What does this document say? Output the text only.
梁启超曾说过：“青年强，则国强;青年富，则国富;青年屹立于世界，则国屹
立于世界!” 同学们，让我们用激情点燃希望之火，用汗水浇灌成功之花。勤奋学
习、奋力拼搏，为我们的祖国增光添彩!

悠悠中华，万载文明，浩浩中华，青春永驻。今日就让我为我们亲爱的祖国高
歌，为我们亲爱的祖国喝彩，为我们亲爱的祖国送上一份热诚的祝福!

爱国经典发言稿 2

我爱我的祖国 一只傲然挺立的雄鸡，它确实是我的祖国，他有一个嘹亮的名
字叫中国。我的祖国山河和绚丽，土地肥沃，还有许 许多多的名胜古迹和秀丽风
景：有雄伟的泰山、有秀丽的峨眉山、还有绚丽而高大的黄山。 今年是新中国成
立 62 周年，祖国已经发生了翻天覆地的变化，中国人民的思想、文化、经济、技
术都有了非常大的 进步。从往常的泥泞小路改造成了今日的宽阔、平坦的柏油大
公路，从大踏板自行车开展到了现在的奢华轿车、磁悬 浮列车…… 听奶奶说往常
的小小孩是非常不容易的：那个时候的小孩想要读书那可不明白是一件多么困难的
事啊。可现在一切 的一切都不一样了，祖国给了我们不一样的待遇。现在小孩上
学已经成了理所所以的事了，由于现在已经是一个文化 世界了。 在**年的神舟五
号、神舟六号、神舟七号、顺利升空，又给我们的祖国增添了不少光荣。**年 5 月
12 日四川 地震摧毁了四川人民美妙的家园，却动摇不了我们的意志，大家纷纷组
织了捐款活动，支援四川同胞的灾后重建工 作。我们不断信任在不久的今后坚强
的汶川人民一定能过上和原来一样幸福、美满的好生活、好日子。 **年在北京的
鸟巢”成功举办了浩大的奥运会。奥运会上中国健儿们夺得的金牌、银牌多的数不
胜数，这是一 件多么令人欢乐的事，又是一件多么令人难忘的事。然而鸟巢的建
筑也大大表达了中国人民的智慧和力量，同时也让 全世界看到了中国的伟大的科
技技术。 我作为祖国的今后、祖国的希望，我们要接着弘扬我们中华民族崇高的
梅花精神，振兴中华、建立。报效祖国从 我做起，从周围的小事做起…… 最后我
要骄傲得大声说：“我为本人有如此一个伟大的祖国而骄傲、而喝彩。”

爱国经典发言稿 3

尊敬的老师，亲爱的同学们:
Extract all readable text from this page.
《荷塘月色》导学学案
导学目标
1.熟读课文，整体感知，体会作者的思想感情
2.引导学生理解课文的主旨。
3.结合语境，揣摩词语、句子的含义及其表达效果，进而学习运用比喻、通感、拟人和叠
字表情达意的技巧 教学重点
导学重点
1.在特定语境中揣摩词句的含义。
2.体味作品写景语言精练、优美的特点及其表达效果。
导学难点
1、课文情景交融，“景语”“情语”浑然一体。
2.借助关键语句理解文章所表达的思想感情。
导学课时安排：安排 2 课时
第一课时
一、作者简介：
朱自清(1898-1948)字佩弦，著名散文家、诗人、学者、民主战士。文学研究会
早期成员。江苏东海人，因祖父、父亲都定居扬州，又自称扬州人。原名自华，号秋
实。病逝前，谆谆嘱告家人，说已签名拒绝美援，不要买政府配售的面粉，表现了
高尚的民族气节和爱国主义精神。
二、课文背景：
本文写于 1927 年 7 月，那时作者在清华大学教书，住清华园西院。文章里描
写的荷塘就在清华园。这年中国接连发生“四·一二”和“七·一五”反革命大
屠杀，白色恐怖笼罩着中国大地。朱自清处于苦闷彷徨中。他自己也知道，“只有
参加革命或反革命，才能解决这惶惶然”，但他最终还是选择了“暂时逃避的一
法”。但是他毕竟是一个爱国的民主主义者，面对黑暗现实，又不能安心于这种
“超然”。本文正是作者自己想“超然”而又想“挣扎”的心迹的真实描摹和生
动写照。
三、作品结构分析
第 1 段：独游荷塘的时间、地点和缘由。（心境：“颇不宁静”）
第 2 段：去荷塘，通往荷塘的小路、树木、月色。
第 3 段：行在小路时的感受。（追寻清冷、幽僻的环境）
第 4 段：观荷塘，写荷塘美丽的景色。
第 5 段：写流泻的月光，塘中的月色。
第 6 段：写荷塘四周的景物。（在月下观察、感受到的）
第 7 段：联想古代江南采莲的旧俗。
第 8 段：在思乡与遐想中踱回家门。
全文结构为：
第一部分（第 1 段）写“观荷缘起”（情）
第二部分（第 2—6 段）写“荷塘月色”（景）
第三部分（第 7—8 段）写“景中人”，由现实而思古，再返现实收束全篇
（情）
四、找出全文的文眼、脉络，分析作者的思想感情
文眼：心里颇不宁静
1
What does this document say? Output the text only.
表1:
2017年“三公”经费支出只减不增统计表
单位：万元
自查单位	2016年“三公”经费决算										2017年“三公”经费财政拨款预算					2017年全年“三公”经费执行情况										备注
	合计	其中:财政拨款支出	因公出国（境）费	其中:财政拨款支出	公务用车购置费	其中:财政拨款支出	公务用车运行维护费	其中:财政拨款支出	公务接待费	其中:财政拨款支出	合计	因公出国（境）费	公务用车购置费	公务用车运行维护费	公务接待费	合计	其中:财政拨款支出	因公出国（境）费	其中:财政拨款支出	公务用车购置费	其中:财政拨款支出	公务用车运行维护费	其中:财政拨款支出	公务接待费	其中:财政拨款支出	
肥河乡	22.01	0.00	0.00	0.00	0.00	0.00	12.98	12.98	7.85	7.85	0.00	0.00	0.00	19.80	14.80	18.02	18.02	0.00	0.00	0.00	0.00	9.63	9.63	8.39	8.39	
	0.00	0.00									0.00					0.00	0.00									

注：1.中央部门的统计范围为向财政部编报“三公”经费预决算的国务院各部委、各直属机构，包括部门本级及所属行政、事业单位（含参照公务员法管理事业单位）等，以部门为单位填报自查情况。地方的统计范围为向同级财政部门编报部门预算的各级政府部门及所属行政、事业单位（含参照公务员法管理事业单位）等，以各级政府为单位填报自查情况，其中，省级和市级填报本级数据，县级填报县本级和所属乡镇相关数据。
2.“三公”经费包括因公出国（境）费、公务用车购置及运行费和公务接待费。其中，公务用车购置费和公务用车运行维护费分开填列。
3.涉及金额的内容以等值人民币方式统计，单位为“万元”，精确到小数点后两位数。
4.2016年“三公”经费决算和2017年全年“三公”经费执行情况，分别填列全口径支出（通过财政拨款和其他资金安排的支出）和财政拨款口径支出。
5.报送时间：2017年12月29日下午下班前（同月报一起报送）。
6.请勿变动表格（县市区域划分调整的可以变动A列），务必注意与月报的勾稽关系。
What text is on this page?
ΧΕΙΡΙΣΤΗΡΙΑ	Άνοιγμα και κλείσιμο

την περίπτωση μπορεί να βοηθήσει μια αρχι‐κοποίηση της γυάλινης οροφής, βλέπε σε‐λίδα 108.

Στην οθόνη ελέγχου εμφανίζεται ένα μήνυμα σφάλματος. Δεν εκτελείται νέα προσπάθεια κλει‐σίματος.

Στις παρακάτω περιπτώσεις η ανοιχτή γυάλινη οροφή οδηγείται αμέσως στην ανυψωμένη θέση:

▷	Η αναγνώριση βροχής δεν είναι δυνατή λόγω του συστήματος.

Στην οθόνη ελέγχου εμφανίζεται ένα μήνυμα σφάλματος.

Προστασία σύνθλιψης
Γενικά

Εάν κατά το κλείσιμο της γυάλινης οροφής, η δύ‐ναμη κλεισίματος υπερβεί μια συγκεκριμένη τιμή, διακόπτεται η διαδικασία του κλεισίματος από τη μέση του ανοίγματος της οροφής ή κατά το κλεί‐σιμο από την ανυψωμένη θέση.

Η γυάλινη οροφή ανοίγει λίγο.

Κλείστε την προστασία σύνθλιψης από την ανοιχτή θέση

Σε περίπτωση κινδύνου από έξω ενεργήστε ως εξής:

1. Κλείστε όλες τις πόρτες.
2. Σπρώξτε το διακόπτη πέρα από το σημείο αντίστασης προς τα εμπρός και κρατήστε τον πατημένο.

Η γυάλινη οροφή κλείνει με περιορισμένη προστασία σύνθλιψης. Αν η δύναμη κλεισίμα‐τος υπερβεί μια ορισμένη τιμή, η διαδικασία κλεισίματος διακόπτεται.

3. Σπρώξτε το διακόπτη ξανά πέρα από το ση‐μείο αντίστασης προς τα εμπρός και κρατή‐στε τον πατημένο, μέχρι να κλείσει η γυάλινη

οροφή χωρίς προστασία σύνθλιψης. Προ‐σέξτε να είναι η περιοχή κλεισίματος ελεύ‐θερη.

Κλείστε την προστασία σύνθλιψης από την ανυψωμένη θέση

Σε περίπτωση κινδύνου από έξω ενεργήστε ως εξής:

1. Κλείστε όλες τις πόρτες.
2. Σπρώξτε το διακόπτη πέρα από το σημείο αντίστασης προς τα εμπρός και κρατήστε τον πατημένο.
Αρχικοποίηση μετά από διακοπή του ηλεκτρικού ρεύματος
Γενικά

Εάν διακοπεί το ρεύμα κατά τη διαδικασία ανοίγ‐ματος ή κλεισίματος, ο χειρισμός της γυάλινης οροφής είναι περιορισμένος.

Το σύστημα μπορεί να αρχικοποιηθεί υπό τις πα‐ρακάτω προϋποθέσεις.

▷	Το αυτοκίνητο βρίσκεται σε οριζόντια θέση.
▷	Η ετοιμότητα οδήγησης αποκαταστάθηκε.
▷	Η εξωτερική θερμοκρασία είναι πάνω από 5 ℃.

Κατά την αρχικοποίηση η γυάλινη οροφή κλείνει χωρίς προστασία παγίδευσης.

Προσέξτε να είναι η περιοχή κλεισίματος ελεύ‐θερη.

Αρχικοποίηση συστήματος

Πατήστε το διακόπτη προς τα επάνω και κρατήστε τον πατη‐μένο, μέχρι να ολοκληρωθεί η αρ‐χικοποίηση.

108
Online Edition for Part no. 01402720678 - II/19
● ● ● ● ●
**GIVEN PROBLEM**
Look through the entries above; copy each line where the string "διαδικασία" appears.

**ANSWER TO THE EXERCISE**
Εάν κατά το κλείσιμο της γυάλινης οροφής, η δύ‐ναμη κλεισίματος υπερβεί μια συγκεκριμένη τιμή, διακόπτεται η διαδικασία του κλεισίματος από τη μέση του ανοίγματος της οροφής ή κατά το κλεί‐σιμο από την ανυψωμένη θέση.
Η γυάλινη οροφή κλείνει με περιορισμένη προστασία σύνθλιψης. Αν η δύναμη κλεισίμα‐τος υπερβεί μια ορισμένη τιμή, η διαδικασία κλεισίματος διακόπτεται.
Εάν διακοπεί το ρεύμα κατά τη διαδικασία ανοίγ‐ματος ή κλεισίματος, ο χειρισμός της γυάλινης οροφής είναι περιορισμένος.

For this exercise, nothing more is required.